- [Problem statement]
Copy out every line of the records below with no changes at all.
== Data excerpts ==
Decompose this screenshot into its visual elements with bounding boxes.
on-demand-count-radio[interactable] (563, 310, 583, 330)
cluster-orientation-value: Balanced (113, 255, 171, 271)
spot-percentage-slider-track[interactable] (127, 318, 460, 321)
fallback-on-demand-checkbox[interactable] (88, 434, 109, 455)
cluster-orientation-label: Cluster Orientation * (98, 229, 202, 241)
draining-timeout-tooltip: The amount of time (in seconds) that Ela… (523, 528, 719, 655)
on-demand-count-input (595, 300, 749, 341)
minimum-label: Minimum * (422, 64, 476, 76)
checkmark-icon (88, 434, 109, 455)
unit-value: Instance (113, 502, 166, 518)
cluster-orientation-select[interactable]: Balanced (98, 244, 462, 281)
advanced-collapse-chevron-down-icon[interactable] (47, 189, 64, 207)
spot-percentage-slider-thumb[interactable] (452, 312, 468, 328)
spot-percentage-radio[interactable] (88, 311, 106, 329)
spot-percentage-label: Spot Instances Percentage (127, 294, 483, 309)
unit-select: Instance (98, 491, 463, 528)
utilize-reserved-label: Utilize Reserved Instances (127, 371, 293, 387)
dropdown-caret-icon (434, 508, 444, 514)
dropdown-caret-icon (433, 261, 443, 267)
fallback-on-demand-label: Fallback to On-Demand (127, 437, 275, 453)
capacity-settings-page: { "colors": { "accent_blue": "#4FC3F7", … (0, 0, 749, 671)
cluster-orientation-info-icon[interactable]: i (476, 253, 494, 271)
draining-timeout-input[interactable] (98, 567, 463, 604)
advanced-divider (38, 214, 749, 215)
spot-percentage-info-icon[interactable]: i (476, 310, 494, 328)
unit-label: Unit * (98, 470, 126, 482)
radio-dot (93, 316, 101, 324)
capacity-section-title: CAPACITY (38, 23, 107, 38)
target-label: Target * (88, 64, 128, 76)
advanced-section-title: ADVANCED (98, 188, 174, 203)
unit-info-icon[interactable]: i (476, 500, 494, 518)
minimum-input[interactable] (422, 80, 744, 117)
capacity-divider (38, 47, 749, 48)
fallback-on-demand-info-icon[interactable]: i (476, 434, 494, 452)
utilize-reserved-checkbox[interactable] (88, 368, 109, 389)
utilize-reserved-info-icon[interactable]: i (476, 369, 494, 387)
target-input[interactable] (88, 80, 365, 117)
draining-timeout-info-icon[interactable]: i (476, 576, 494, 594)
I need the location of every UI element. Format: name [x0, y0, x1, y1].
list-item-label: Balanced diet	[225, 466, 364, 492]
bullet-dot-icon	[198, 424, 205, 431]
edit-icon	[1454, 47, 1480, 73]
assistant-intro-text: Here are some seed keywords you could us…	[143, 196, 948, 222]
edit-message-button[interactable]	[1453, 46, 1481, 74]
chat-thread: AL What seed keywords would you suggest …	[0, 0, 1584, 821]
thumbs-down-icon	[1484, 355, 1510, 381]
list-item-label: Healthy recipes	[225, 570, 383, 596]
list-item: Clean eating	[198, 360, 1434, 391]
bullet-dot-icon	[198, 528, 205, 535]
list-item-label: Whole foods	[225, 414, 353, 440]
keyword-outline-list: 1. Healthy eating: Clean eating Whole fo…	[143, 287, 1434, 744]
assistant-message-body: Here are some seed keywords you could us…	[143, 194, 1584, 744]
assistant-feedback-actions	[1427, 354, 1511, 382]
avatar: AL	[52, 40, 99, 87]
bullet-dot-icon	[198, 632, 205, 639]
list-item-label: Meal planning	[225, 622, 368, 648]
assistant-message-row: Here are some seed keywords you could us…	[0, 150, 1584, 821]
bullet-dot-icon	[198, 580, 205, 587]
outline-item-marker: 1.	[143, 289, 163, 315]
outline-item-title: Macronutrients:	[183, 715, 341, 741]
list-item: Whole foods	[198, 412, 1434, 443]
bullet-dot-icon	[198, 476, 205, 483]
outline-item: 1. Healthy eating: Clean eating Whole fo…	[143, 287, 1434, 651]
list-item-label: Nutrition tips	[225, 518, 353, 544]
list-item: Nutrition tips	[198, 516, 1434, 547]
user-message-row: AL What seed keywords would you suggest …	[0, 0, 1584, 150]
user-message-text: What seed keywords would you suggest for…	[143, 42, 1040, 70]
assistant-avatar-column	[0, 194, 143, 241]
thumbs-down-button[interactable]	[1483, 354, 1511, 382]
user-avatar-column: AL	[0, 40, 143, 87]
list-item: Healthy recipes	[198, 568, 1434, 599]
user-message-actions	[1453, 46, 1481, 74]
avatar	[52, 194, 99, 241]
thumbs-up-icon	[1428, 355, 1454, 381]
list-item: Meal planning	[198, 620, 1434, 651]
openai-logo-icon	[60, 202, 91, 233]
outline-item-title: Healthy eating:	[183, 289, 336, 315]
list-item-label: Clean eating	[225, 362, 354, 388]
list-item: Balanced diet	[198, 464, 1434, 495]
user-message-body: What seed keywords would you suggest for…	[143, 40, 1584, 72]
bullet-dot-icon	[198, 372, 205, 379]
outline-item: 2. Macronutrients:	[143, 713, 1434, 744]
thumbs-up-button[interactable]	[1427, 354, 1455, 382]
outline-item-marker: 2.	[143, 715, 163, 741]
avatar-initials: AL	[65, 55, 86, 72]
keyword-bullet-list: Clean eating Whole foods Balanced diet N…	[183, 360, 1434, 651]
===
- [Finished answer]
Decompose this screenshot into its visual elements with bounding boxes.
on-demand-count-radio[interactable] (563, 310, 583, 330)
cluster-orientation-value: Balanced (113, 255, 171, 271)
spot-percentage-slider-track[interactable] (127, 318, 460, 321)
fallback-on-demand-checkbox[interactable] (88, 434, 109, 455)
cluster-orientation-label: Cluster Orientation * (98, 229, 202, 241)
draining-timeout-tooltip: The amount of time (in seconds) that Ela… (523, 528, 719, 655)
on-demand-count-input (595, 300, 749, 341)
minimum-label: Minimum * (422, 64, 476, 76)
checkmark-icon (88, 434, 109, 455)
unit-value: Instance (113, 502, 166, 518)
cluster-orientation-select[interactable]: Balanced (98, 244, 462, 281)
advanced-collapse-chevron-down-icon[interactable] (47, 189, 64, 207)
spot-percentage-slider-thumb[interactable] (452, 312, 468, 328)
spot-percentage-radio[interactable] (88, 311, 106, 329)
spot-percentage-label: Spot Instances Percentage (127, 294, 483, 309)
unit-select: Instance (98, 491, 463, 528)
utilize-reserved-label: Utilize Reserved Instances (127, 371, 293, 387)
dropdown-caret-icon (434, 508, 444, 514)
dropdown-caret-icon (433, 261, 443, 267)
fallback-on-demand-label: Fallback to On-Demand (127, 437, 275, 453)
capacity-settings-page: { "colors": { "accent_blue": "#4FC3F7", … (0, 0, 749, 671)
cluster-orientation-info-icon[interactable]: i (476, 253, 494, 271)
draining-timeout-input[interactable] (98, 567, 463, 604)
advanced-divider (38, 214, 749, 215)
spot-percentage-info-icon[interactable]: i (476, 310, 494, 328)
unit-label: Unit * (98, 470, 126, 482)
radio-dot (93, 316, 101, 324)
capacity-section-title: CAPACITY (38, 23, 107, 38)
target-label: Target * (88, 64, 128, 76)
advanced-section-title: ADVANCED (98, 188, 174, 203)
unit-info-icon[interactable]: i (476, 500, 494, 518)
minimum-input[interactable] (422, 80, 744, 117)
capacity-divider (38, 47, 749, 48)
fallback-on-demand-info-icon[interactable]: i (476, 434, 494, 452)
utilize-reserved-checkbox[interactable] (88, 368, 109, 389)
utilize-reserved-info-icon[interactable]: i (476, 369, 494, 387)
target-input[interactable] (88, 80, 365, 117)
draining-timeout-info-icon[interactable]: i (476, 576, 494, 594)
I need the location of every UI element. Format: name [x0, y0, x1, y1].
list-item-label: Balanced diet	[225, 466, 364, 492]
bullet-dot-icon	[198, 424, 205, 431]
edit-icon	[1454, 47, 1480, 73]
assistant-intro-text: Here are some seed keywords you could us…	[143, 196, 948, 222]
edit-message-button[interactable]	[1453, 46, 1481, 74]
chat-thread: AL What seed keywords would you suggest …	[0, 0, 1584, 821]
thumbs-down-icon	[1484, 355, 1510, 381]
list-item-label: Healthy recipes	[225, 570, 383, 596]
list-item: Clean eating	[198, 360, 1434, 391]
bullet-dot-icon	[198, 528, 205, 535]
list-item-label: Whole foods	[225, 414, 353, 440]
keyword-outline-list: 1. Healthy eating: Clean eating Whole fo…	[143, 287, 1434, 744]
assistant-message-body: Here are some seed keywords you could us…	[143, 194, 1584, 744]
assistant-feedback-actions	[1427, 354, 1511, 382]
avatar: AL	[52, 40, 99, 87]
bullet-dot-icon	[198, 632, 205, 639]
list-item-label: Meal planning	[225, 622, 368, 648]
assistant-message-row: Here are some seed keywords you could us…	[0, 150, 1584, 821]
bullet-dot-icon	[198, 580, 205, 587]
outline-item-marker: 1.	[143, 289, 163, 315]
outline-item-title: Macronutrients:	[183, 715, 341, 741]
list-item: Whole foods	[198, 412, 1434, 443]
bullet-dot-icon	[198, 476, 205, 483]
outline-item: 1. Healthy eating: Clean eating Whole fo…	[143, 287, 1434, 651]
list-item-label: Nutrition tips	[225, 518, 353, 544]
list-item: Nutrition tips	[198, 516, 1434, 547]
user-message-row: AL What seed keywords would you suggest …	[0, 0, 1584, 150]
user-message-text: What seed keywords would you suggest for…	[143, 42, 1040, 70]
assistant-avatar-column	[0, 194, 143, 241]
thumbs-down-button[interactable]	[1483, 354, 1511, 382]
user-avatar-column: AL	[0, 40, 143, 87]
list-item: Healthy recipes	[198, 568, 1434, 599]
user-message-actions	[1453, 46, 1481, 74]
avatar	[52, 194, 99, 241]
thumbs-up-icon	[1428, 355, 1454, 381]
list-item: Meal planning	[198, 620, 1434, 651]
openai-logo-icon	[60, 202, 91, 233]
outline-item-title: Healthy eating:	[183, 289, 336, 315]
list-item-label: Clean eating	[225, 362, 354, 388]
list-item: Balanced diet	[198, 464, 1434, 495]
user-message-body: What seed keywords would you suggest for…	[143, 40, 1584, 72]
bullet-dot-icon	[198, 372, 205, 379]
outline-item: 2. Macronutrients:	[143, 713, 1434, 744]
thumbs-up-button[interactable]	[1427, 354, 1455, 382]
outline-item-marker: 2.	[143, 715, 163, 741]
avatar-initials: AL	[65, 55, 86, 72]
keyword-bullet-list: Clean eating Whole foods Balanced diet N…	[183, 360, 1434, 651]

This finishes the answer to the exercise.